What is being asked: Scan the lines below for "IEEE"; report the number of lines that contain it, and only that.

[Saved entries]
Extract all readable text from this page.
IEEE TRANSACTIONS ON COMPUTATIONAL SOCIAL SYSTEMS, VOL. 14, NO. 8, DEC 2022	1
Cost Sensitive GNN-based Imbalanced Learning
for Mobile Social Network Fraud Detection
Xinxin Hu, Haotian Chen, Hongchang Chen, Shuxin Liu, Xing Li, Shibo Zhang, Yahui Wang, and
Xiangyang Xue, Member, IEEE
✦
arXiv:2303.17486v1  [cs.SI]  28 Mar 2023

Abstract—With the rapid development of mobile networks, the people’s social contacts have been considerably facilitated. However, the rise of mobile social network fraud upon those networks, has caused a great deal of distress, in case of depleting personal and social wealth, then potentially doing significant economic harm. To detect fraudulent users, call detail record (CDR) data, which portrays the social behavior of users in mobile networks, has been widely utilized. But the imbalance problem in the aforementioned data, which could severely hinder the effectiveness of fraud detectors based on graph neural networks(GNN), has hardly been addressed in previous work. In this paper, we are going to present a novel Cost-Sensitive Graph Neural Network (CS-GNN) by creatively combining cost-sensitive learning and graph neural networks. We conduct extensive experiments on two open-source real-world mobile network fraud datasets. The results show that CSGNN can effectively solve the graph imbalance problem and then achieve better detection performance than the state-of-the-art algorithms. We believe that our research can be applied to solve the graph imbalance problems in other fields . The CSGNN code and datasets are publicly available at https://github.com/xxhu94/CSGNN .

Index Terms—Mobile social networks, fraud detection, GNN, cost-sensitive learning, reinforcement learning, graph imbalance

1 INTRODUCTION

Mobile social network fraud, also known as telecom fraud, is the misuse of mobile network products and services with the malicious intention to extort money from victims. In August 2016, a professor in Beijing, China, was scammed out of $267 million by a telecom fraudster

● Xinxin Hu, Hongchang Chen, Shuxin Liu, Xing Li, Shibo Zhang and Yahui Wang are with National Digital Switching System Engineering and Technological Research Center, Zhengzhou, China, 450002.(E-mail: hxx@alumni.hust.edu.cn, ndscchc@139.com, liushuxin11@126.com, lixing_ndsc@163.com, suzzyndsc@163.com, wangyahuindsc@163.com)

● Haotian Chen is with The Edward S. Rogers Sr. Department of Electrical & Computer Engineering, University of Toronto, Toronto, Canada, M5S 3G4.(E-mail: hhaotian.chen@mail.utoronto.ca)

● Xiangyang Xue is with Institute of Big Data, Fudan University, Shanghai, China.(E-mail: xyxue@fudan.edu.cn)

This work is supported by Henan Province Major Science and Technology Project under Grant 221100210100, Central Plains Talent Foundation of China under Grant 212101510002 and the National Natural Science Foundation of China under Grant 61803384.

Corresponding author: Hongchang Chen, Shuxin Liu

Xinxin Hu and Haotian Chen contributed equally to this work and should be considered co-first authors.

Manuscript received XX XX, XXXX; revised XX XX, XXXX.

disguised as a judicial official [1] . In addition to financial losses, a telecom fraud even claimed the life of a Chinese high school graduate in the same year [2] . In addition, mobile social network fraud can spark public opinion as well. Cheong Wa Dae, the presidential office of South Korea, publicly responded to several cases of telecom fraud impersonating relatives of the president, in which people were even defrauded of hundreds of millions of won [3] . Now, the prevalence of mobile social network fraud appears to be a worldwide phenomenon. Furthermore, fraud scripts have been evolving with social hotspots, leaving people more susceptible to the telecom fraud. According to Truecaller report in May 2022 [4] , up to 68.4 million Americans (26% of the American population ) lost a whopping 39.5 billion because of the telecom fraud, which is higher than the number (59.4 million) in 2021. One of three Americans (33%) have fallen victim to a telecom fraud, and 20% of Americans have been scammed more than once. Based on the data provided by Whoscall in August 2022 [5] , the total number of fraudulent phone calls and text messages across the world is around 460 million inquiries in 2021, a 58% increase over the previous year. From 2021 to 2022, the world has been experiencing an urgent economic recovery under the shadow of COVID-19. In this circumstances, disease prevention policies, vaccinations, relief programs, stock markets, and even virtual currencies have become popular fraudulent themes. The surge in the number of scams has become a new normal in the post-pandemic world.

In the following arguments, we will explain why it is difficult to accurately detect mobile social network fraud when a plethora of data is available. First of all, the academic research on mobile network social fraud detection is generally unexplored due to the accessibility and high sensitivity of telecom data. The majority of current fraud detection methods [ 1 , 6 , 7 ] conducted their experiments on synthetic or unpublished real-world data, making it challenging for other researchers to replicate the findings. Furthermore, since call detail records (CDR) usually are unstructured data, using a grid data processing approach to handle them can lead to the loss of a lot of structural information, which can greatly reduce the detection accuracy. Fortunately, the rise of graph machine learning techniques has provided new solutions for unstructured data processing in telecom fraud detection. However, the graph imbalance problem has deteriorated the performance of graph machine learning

Completed exercise: 2